PROBLEM REQUIREMENTS:
Where a line contains the word "flutterVersionName", copy that line in full.

Dataset excerpt:
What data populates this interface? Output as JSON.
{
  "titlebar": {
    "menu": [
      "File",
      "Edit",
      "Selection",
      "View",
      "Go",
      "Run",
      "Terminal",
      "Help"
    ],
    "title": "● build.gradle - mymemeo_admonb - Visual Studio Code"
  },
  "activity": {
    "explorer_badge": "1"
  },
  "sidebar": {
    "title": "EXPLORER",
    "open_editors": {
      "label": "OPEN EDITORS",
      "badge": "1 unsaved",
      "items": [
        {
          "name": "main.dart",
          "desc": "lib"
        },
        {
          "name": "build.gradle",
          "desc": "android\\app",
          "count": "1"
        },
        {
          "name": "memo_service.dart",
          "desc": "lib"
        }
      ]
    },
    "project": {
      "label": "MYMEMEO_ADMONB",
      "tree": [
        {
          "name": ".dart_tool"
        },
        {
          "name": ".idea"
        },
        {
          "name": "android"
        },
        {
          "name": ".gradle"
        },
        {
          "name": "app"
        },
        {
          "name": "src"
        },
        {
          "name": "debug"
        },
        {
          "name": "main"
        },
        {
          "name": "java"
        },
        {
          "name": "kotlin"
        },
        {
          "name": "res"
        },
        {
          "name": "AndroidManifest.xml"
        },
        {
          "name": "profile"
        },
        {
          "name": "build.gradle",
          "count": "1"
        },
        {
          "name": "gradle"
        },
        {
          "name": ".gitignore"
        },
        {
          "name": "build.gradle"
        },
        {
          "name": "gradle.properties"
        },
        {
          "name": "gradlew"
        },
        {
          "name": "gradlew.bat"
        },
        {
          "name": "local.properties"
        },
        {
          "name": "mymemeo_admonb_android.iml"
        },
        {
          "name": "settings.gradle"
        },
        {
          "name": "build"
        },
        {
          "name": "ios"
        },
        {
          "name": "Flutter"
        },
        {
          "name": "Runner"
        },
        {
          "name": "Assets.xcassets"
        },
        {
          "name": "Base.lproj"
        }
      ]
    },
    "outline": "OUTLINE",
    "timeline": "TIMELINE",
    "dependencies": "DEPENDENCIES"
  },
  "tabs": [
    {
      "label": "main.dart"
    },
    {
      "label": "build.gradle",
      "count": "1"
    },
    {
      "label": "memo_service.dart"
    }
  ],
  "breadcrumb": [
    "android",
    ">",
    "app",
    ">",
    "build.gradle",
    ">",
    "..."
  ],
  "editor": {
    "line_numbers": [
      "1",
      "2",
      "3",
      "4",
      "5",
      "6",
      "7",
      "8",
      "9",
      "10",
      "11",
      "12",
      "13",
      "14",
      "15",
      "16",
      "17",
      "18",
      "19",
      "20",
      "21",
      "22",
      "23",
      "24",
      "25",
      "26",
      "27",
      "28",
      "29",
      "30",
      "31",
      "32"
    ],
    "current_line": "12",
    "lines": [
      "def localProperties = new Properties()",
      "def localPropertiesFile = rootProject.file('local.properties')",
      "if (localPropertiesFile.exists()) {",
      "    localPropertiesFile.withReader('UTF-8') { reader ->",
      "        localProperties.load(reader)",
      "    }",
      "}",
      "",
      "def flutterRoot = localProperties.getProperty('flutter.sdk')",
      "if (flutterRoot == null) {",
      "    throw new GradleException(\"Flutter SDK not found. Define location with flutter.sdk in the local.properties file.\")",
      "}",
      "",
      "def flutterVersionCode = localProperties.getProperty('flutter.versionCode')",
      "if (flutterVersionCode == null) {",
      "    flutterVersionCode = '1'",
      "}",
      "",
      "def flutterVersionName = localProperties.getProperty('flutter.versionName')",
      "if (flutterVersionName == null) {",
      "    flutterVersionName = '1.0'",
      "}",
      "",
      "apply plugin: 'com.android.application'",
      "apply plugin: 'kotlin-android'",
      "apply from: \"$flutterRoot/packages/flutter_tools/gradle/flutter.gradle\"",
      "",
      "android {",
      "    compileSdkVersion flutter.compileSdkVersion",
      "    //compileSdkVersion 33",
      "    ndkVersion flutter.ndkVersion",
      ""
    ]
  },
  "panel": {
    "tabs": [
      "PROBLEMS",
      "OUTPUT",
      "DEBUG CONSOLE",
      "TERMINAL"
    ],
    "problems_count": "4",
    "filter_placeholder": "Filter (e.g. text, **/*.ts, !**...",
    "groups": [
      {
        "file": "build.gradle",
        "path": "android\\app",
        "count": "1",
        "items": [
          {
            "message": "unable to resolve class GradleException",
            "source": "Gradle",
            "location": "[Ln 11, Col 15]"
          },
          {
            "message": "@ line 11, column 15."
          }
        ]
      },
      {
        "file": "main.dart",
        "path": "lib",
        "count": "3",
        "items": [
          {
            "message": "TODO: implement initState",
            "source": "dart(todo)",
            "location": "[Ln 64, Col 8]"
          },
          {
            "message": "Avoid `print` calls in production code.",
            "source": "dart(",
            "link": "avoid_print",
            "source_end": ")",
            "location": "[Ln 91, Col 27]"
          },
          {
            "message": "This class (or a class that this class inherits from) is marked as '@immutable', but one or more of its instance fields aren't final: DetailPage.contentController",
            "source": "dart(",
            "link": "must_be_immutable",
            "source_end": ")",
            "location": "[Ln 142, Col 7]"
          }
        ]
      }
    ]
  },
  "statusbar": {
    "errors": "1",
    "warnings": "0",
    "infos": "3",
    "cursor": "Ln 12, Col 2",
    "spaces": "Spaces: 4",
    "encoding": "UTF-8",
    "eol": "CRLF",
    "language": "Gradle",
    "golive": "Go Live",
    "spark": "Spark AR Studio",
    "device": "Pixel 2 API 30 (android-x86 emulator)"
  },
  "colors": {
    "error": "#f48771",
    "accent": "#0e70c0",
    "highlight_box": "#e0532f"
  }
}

ANSWER TO THIS EXERCISE:
      "def flutterVersionName = localProperties.getProperty('flutter.versionName')",
      "if (flutterVersionName == null) {",
      "    flutterVersionName = '1.0'",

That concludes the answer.